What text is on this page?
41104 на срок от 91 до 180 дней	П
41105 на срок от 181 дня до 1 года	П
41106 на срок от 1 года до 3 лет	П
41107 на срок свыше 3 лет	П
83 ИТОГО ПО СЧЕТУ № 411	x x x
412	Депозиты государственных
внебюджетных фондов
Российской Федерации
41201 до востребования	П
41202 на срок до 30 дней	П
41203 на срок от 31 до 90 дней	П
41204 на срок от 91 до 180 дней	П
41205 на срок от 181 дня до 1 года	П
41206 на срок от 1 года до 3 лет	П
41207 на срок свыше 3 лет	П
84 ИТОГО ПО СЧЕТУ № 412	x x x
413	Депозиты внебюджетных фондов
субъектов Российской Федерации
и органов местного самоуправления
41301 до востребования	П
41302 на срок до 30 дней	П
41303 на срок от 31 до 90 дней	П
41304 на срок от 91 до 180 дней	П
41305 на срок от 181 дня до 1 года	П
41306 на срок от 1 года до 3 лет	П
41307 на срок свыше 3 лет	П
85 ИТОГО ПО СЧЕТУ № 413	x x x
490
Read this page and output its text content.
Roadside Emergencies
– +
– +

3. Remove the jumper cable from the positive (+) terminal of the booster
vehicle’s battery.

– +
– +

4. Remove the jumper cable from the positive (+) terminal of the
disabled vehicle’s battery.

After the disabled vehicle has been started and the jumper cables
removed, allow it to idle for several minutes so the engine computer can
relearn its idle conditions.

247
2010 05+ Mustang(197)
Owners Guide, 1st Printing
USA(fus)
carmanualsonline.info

- - -

TASK BRIEF - The entries above must be returned in full, exactly as shown.

THE COMPLETED TASK -
What text is on this page?
41104 на срок от 91 до 180 дней	П
41105 на срок от 181 дня до 1 года	П
41106 на срок от 1 года до 3 лет	П
41107 на срок свыше 3 лет	П
83 ИТОГО ПО СЧЕТУ № 411	x x x
412	Депозиты государственных
внебюджетных фондов
Российской Федерации
41201 до востребования	П
41202 на срок до 30 дней	П
41203 на срок от 31 до 90 дней	П
41204 на срок от 91 до 180 дней	П
41205 на срок от 181 дня до 1 года	П
41206 на срок от 1 года до 3 лет	П
41207 на срок свыше 3 лет	П
84 ИТОГО ПО СЧЕТУ № 412	x x x
413	Депозиты внебюджетных фондов
субъектов Российской Федерации
и органов местного самоуправления
41301 до востребования	П
41302 на срок до 30 дней	П
41303 на срок от 31 до 90 дней	П
41304 на срок от 91 до 180 дней	П
41305 на срок от 181 дня до 1 года	П
41306 на срок от 1 года до 3 лет	П
41307 на срок свыше 3 лет	П
85 ИТОГО ПО СЧЕТУ № 413	x x x
490
Read this page and output its text content.
Roadside Emergencies
– +
– +

3. Remove the jumper cable from the positive (+) terminal of the booster
vehicle’s battery.

– +
– +

4. Remove the jumper cable from the positive (+) terminal of the
disabled vehicle’s battery.

After the disabled vehicle has been started and the jumper cables
removed, allow it to idle for several minutes so the engine computer can
relearn its idle conditions.

247
2010 05+ Mustang(197)
Owners Guide, 1st Printing
USA(fus)
carmanualsonline.info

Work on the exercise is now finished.